*** Given entries
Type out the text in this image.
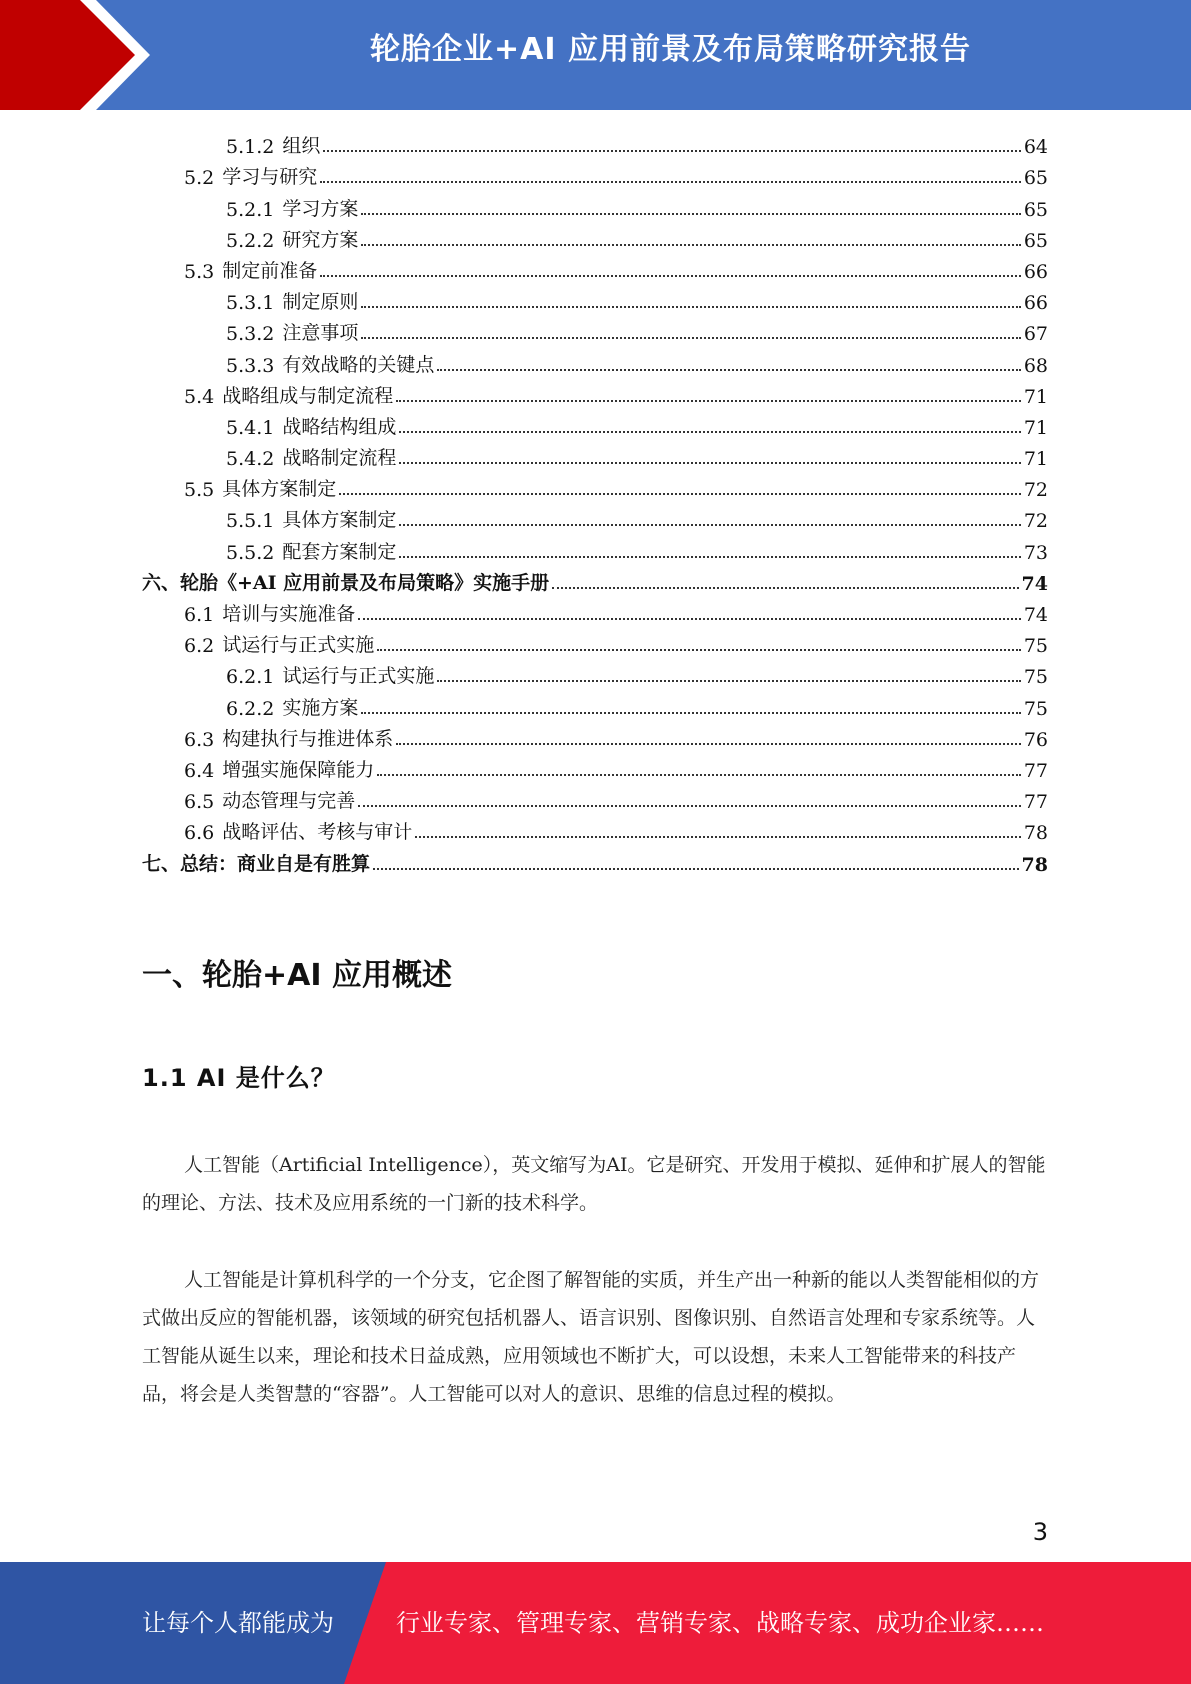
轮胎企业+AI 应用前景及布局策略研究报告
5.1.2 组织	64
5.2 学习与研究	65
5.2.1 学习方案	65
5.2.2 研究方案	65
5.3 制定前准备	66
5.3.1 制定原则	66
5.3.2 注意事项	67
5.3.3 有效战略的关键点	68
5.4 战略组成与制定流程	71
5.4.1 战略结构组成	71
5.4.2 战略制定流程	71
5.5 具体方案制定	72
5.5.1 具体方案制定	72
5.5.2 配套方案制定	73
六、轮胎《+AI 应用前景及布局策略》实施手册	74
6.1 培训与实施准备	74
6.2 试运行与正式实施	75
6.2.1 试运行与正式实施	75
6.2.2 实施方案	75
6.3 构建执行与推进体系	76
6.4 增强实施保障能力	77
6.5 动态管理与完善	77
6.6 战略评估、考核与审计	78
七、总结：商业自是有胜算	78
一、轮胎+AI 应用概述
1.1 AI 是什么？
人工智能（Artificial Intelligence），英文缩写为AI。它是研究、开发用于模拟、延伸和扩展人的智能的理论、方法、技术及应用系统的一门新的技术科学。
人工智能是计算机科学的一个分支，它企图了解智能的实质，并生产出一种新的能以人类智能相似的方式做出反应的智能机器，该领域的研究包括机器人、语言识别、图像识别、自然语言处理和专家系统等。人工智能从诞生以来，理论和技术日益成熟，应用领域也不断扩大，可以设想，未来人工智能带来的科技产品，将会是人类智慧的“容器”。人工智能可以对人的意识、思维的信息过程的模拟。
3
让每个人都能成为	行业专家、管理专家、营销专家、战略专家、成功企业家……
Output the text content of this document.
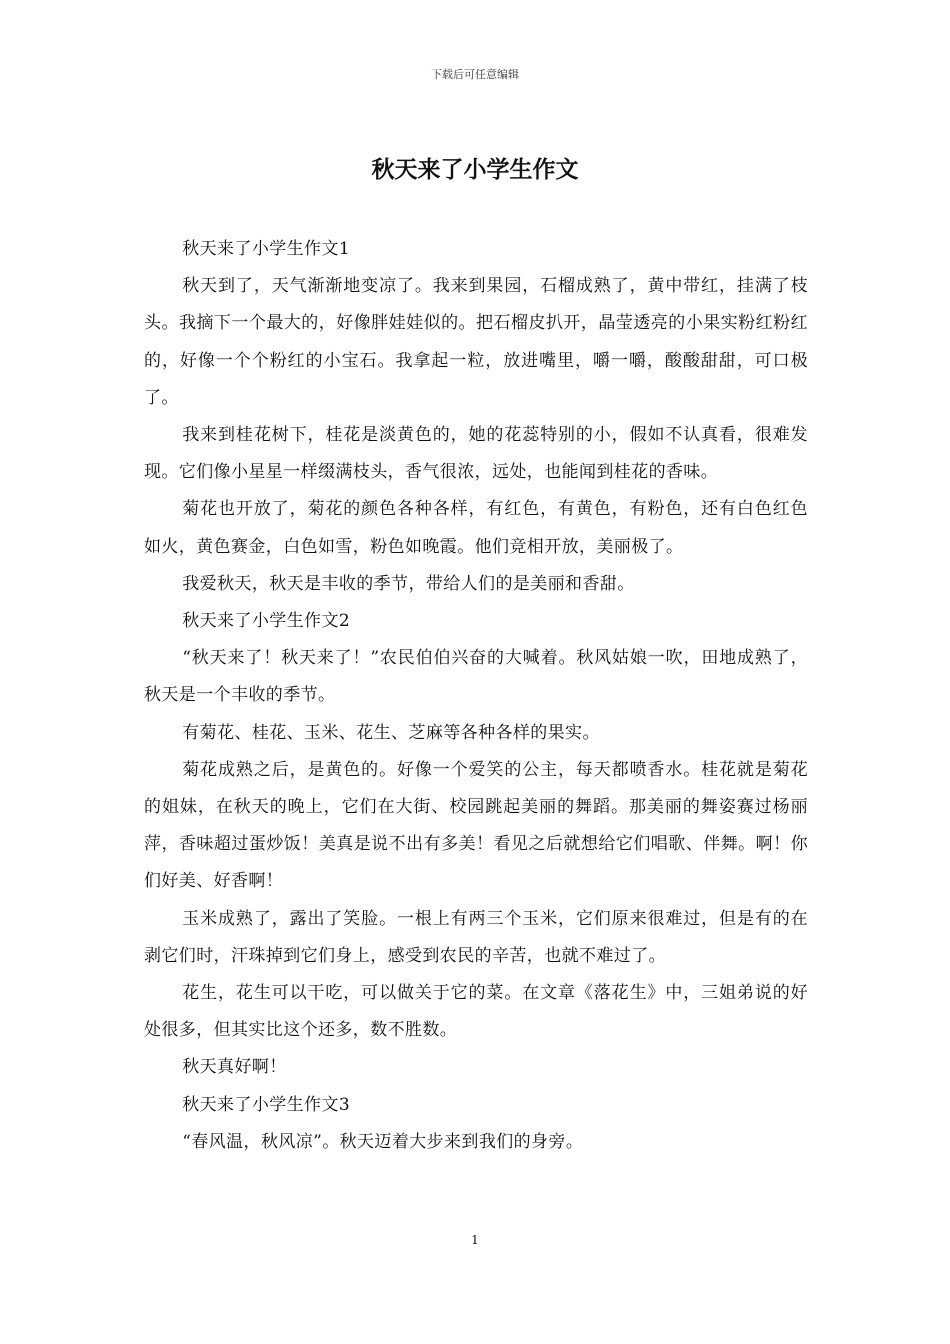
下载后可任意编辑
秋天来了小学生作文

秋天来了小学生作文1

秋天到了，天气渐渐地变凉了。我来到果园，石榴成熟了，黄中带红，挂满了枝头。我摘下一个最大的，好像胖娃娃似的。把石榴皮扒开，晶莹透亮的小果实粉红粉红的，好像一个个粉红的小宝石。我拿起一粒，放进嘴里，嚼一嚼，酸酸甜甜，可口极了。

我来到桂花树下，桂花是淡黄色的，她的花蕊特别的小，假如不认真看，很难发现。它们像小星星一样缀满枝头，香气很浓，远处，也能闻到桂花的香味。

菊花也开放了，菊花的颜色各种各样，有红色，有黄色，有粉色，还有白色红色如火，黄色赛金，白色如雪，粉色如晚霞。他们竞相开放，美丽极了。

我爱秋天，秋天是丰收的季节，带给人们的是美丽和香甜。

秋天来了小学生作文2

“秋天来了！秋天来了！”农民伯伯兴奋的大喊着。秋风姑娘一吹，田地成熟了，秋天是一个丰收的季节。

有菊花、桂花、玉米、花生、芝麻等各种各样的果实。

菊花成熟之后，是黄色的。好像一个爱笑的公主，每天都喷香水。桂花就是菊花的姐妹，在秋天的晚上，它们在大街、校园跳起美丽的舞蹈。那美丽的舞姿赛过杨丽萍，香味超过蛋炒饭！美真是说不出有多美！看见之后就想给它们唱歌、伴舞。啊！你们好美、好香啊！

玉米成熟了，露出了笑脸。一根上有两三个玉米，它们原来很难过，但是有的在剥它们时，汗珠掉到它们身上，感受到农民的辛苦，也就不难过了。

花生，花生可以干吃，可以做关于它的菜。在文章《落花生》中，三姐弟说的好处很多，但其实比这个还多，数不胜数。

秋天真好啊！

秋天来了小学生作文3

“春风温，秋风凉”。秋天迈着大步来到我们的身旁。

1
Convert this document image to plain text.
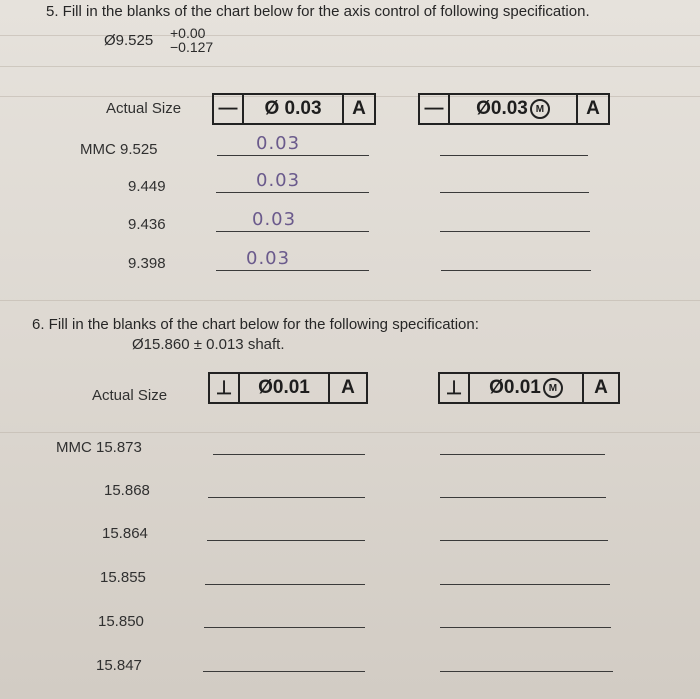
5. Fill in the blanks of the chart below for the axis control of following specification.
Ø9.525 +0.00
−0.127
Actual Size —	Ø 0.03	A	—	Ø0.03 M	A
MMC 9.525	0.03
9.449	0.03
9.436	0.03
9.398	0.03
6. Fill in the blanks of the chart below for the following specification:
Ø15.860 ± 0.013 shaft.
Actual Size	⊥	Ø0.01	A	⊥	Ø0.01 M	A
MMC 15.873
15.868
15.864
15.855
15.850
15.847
******
Work to do:
Do not include the pictures. Quote only the lines from the line with "Convert this document image to plain text." through the end of the material, both ends included, exactly.

Task response:
Convert this document image to plain text.
5. Fill in the blanks of the chart below for the axis control of following specification.
Ø9.525 +0.00
−0.127
Actual Size —	Ø 0.03	A	—	Ø0.03 M	A
MMC 9.525	0.03
9.449	0.03
9.436	0.03
9.398	0.03
6. Fill in the blanks of the chart below for the following specification:
Ø15.860 ± 0.013 shaft.
Actual Size	⊥	Ø0.01	A	⊥	Ø0.01 M	A
MMC 15.873
15.868
15.864
15.855
15.850
15.847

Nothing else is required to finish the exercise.